---------- Provided data
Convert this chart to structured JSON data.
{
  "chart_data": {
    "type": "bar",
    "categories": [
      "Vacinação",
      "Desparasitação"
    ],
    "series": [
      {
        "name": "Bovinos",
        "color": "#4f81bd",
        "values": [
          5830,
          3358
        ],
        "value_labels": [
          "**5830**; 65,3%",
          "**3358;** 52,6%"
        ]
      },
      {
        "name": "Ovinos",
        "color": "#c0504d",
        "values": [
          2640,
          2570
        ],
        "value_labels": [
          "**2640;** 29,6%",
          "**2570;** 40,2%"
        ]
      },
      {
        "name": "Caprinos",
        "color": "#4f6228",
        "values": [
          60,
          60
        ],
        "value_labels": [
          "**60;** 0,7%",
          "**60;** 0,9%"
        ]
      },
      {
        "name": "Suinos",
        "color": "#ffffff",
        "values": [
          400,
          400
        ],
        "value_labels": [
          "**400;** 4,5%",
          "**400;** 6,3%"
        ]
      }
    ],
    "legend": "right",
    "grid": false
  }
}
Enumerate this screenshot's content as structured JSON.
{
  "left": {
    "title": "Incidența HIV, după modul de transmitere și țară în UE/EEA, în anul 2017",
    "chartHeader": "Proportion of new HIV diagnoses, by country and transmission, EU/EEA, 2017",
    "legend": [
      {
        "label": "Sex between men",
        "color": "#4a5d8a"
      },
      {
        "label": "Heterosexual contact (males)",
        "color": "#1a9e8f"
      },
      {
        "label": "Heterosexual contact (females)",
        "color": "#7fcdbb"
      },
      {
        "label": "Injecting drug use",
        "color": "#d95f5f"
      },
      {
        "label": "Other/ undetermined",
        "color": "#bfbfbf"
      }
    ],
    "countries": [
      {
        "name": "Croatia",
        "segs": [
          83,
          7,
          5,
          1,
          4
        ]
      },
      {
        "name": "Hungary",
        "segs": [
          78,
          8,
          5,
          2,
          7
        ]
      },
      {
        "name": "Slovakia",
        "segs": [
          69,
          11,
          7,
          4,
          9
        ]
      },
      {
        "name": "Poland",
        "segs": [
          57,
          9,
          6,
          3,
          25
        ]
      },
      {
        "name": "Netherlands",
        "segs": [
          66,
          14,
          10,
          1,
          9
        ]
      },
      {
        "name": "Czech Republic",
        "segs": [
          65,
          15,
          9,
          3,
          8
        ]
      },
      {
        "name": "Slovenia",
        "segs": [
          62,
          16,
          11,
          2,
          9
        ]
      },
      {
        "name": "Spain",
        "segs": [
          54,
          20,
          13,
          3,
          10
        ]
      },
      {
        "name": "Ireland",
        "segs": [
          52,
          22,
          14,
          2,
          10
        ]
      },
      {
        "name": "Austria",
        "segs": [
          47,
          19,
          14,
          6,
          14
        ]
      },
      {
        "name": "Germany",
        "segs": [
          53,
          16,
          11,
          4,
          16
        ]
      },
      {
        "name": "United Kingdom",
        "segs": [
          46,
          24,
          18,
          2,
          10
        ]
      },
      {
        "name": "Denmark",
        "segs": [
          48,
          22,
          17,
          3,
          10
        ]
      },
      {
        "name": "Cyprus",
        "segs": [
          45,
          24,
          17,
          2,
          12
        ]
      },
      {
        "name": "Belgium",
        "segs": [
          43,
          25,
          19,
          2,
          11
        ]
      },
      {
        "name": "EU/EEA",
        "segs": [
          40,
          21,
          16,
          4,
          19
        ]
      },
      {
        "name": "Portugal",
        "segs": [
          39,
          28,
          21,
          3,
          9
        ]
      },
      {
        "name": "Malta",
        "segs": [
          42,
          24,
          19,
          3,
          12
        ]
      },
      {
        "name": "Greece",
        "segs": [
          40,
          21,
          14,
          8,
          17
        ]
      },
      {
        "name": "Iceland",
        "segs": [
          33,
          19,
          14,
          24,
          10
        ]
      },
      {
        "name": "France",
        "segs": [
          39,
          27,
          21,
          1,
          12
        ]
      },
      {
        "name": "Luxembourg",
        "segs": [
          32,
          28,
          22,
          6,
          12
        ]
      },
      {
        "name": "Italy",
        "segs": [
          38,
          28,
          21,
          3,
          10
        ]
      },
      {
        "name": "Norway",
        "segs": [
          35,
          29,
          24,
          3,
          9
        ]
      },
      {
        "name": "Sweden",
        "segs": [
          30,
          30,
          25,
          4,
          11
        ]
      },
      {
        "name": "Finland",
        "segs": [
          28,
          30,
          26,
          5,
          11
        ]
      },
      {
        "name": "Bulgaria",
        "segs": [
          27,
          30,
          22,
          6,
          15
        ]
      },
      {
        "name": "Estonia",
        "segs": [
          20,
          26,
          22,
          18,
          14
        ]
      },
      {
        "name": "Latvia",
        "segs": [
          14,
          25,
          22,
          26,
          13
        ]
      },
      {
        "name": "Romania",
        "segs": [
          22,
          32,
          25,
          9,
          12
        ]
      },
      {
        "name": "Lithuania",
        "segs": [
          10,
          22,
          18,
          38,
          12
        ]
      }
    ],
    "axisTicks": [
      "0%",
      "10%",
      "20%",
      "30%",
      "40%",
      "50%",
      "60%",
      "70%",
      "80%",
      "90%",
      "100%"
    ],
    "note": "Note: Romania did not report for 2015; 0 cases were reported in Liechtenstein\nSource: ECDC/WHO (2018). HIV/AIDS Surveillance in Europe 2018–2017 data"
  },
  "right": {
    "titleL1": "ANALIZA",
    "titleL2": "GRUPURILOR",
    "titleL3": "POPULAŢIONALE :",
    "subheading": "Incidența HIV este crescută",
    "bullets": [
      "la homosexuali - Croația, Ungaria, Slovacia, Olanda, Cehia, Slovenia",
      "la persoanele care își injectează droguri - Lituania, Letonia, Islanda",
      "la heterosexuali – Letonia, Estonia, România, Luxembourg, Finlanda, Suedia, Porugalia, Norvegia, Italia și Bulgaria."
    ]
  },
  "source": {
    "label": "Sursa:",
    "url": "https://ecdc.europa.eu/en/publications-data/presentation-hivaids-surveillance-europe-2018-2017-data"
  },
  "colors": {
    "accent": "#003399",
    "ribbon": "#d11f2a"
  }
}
--------------------
**Task directions:** Search the preceding listing for the word "structured" and pull out every line that holds it.

**Output of the exercise:**
Convert this chart to structured JSON data.
Enumerate this screenshot's content as structured JSON.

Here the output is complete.